* start Given information *
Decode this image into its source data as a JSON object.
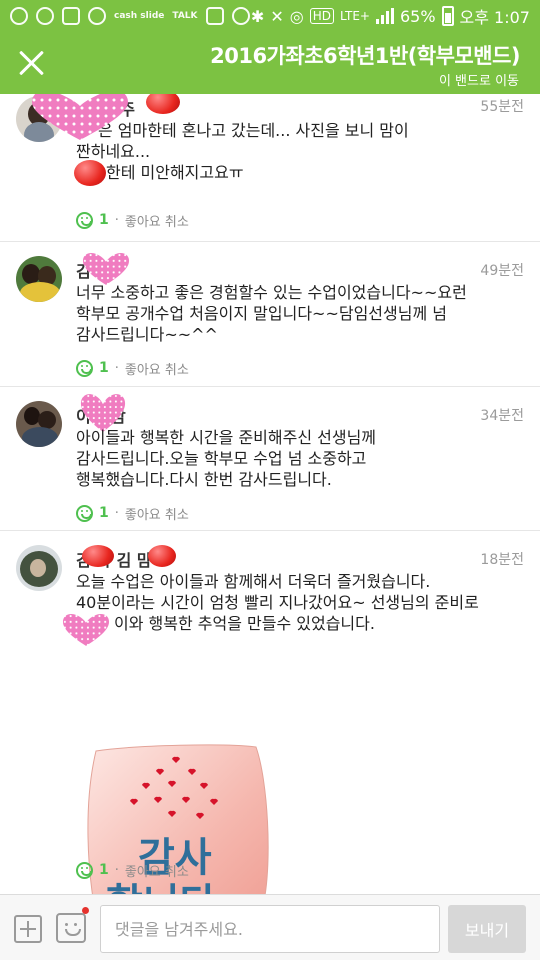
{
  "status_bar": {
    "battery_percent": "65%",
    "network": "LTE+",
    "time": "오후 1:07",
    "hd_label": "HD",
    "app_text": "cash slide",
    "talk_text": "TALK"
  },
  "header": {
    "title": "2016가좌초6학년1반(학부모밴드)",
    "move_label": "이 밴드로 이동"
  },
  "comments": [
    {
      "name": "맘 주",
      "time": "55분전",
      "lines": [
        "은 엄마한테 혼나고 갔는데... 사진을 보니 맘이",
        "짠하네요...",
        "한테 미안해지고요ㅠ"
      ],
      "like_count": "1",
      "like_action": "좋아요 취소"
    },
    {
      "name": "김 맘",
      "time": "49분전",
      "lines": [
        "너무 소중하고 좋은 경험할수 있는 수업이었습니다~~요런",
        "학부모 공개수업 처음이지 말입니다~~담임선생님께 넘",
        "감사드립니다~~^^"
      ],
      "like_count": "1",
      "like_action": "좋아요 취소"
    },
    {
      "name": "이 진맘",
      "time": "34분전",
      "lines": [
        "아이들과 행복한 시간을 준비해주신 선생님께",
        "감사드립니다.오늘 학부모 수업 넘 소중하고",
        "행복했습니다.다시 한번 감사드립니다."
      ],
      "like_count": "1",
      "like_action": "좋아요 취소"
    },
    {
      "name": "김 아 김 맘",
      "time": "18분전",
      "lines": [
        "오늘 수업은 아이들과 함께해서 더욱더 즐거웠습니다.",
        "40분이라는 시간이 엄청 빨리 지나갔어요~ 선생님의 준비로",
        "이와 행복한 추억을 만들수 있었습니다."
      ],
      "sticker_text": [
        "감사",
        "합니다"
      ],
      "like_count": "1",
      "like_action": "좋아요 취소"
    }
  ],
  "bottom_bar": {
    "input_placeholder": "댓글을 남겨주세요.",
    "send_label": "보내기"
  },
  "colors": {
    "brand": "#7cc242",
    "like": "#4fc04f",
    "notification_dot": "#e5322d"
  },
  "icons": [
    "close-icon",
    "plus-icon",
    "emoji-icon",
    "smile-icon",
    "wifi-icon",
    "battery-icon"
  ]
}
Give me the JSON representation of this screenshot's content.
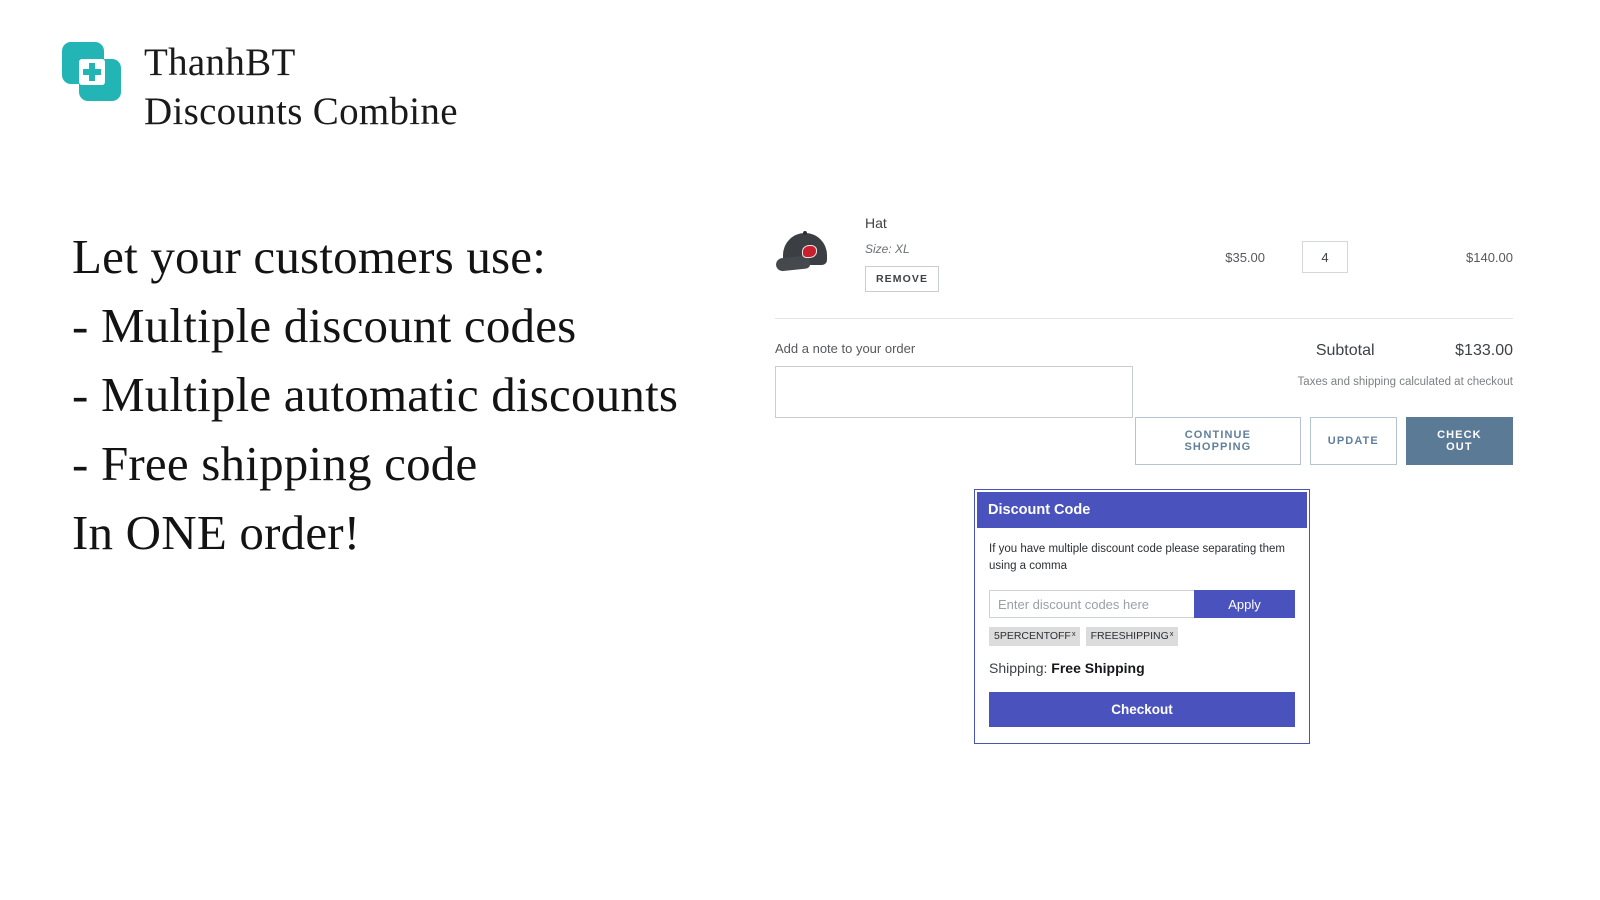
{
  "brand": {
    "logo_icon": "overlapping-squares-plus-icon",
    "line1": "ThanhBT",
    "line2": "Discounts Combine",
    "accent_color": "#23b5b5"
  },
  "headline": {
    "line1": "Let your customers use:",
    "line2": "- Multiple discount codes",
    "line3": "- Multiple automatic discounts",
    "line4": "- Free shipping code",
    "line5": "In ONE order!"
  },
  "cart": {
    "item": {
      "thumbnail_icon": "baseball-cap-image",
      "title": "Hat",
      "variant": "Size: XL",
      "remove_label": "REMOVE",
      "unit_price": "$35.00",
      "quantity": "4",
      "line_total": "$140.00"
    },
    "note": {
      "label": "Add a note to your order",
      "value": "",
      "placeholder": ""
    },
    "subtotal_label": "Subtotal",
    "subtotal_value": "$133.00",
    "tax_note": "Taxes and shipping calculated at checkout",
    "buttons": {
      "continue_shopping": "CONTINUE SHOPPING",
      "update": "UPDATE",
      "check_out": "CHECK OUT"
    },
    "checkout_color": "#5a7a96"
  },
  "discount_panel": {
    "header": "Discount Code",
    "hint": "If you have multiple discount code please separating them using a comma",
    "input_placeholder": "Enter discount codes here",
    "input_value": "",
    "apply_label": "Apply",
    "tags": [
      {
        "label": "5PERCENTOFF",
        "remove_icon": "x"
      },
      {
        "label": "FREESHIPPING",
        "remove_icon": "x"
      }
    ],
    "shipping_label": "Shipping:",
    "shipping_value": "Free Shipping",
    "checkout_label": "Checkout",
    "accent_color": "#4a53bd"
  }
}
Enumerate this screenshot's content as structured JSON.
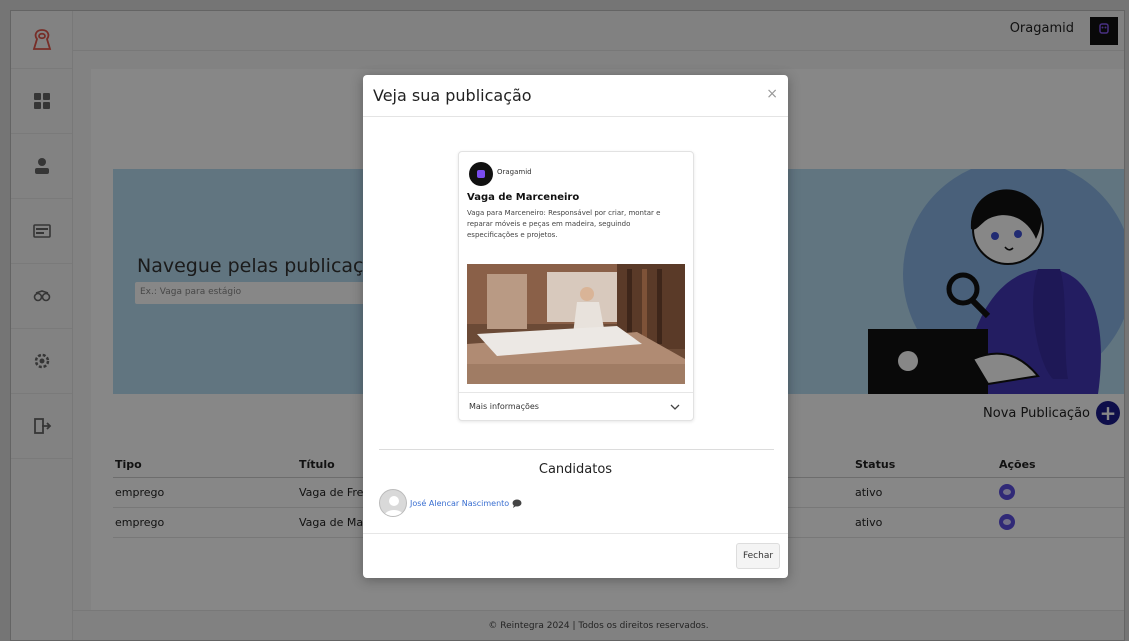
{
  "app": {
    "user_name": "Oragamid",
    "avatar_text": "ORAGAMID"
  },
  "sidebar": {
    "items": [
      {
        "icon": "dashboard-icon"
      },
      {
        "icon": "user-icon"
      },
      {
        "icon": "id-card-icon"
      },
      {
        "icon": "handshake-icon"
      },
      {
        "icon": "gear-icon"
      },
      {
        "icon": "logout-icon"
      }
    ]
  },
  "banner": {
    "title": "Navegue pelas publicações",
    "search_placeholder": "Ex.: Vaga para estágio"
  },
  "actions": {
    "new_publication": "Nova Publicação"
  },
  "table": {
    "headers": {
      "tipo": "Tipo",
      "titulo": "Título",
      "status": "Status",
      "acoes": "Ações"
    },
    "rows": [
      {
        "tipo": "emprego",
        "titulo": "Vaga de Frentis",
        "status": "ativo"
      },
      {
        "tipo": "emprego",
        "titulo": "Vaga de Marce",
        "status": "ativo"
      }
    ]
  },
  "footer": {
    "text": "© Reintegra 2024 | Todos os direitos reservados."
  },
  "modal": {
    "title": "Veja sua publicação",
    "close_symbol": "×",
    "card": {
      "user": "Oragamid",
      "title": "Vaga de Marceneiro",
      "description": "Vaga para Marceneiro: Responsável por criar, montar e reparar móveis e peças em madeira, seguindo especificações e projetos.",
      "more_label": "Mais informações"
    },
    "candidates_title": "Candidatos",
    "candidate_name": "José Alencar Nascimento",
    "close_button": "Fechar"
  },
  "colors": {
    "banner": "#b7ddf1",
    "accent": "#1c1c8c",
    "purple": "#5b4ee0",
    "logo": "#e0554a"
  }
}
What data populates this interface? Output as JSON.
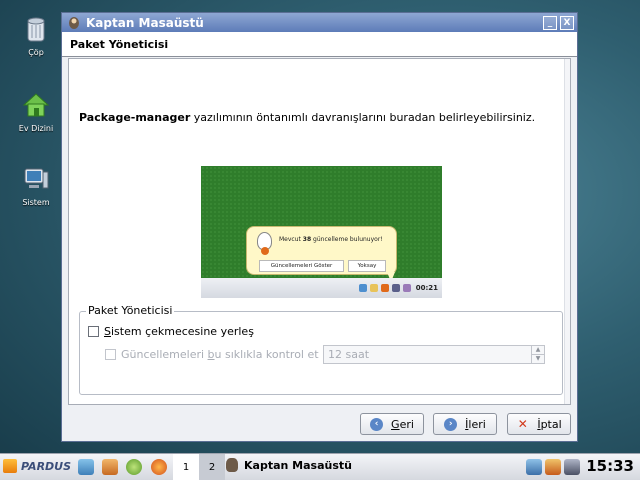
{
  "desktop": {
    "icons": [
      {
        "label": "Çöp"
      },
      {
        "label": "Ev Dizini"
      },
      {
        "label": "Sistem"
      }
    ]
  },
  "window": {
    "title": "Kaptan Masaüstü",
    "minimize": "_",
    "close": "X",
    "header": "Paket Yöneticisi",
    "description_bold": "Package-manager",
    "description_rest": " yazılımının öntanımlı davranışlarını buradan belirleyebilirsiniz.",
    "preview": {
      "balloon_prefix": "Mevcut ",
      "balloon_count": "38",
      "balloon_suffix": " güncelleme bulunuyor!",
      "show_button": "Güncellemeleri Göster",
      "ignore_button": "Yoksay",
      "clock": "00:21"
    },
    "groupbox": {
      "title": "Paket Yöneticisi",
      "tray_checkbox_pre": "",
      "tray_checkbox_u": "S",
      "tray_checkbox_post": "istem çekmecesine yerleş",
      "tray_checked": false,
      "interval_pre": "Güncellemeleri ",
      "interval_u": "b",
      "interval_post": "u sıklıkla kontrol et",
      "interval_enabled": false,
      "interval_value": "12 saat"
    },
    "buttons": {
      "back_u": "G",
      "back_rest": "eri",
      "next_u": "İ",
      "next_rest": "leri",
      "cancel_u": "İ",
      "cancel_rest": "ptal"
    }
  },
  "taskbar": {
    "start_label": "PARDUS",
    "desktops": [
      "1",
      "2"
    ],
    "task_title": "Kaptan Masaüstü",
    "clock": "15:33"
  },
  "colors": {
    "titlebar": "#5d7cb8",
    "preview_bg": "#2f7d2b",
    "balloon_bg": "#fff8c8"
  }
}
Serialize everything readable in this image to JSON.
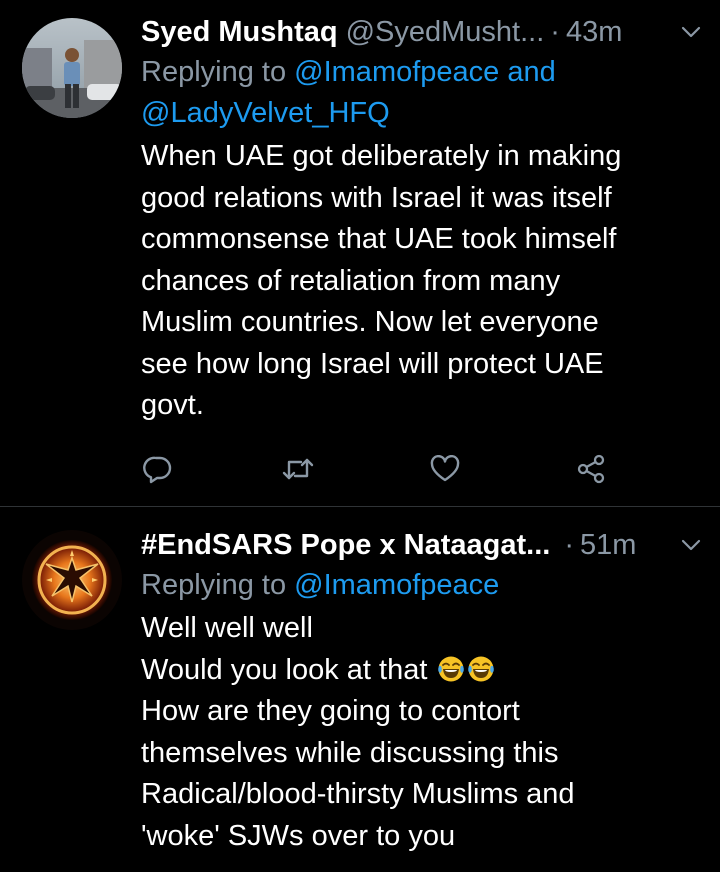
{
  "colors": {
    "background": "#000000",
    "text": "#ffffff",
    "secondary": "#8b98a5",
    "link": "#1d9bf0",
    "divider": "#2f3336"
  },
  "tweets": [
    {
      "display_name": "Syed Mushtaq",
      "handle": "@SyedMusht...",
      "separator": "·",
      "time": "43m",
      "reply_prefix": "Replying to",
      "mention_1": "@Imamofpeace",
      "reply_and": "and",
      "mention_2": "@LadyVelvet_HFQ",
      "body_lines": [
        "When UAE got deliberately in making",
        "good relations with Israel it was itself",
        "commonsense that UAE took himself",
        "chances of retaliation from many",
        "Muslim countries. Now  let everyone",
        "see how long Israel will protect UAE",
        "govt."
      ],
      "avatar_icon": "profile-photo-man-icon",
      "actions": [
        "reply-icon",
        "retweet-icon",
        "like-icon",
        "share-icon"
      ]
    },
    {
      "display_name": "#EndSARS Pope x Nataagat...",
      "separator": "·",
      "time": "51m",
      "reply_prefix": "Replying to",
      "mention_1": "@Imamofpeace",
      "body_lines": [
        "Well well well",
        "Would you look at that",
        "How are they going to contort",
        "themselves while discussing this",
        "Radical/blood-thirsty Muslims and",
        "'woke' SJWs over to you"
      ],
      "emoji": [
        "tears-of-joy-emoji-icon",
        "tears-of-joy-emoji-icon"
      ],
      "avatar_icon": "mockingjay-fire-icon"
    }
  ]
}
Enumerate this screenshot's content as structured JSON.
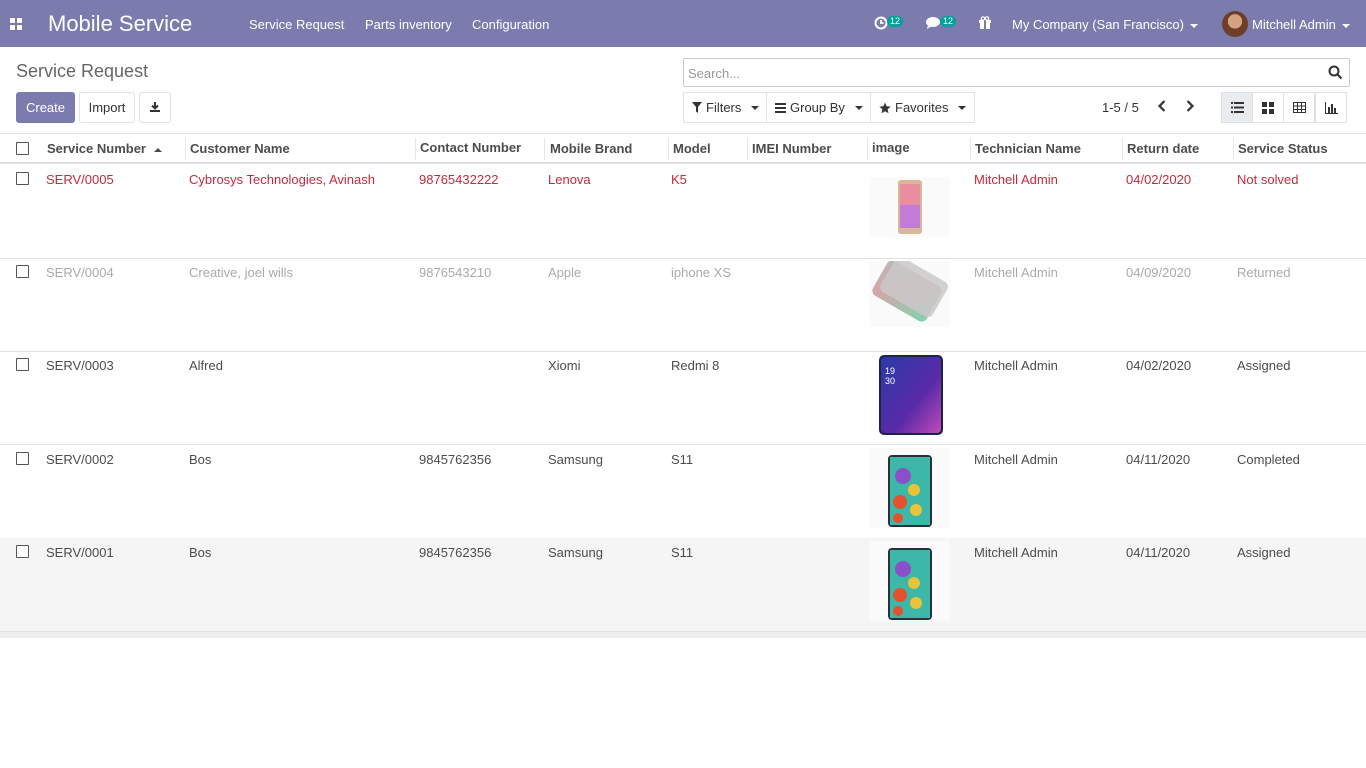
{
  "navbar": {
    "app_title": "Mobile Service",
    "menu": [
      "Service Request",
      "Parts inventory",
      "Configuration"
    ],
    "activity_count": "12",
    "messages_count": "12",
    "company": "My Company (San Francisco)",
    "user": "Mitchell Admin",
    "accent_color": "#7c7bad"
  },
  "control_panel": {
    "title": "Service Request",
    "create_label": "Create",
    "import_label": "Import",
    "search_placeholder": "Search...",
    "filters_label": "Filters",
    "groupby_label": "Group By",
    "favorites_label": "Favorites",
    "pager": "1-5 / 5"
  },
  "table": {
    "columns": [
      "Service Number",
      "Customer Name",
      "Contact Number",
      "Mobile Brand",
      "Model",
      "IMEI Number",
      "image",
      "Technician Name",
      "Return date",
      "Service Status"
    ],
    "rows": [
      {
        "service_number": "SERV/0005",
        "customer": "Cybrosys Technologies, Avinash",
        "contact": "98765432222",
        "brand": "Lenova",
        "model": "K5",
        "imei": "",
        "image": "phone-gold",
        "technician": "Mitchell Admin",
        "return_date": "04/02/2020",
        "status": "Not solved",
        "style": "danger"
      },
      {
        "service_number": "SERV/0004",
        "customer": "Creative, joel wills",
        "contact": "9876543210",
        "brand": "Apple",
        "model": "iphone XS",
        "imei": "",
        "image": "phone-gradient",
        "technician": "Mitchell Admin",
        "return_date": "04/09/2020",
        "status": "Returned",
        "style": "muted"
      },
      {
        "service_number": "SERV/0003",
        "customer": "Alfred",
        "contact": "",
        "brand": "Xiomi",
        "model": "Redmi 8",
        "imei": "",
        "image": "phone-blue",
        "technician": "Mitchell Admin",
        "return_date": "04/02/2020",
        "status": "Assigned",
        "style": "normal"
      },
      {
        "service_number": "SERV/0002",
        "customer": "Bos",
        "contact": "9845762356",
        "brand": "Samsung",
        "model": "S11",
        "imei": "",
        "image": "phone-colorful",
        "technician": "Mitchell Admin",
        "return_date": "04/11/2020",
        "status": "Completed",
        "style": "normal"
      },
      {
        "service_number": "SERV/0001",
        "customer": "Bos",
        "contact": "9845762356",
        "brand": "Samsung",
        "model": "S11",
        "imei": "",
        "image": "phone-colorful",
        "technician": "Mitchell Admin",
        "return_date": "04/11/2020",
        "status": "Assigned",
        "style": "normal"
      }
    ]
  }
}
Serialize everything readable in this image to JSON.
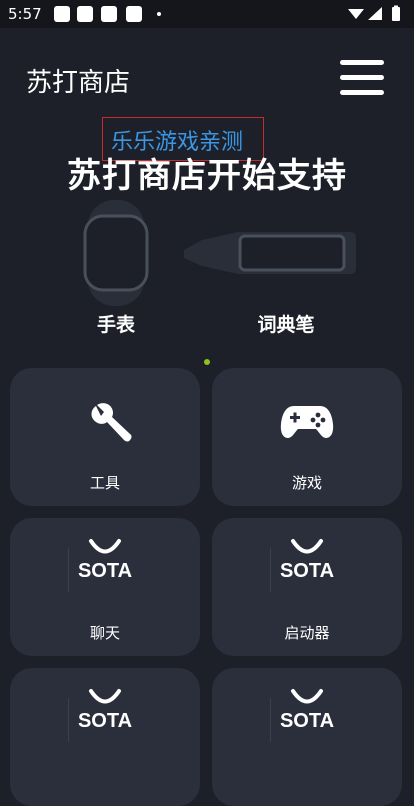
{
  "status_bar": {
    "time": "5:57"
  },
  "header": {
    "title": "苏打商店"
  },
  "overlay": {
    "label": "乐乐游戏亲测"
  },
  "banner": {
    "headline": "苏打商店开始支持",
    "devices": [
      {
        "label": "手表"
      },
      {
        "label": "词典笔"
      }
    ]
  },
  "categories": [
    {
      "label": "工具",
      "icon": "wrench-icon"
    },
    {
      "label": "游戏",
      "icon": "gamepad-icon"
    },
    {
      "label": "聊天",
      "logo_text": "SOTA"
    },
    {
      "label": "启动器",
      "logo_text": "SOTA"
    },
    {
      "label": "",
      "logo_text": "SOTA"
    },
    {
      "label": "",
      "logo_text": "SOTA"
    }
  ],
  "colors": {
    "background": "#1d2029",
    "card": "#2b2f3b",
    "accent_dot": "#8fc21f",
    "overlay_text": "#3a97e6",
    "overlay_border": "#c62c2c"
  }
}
* end Given information *
**Requirement**
Show the lines of the records that contain the word "titulo".

**Exercise output**
      "titulo": "Título",
        "titulo": "Vaga de Frentis",
        "titulo": "Vaga de Marce",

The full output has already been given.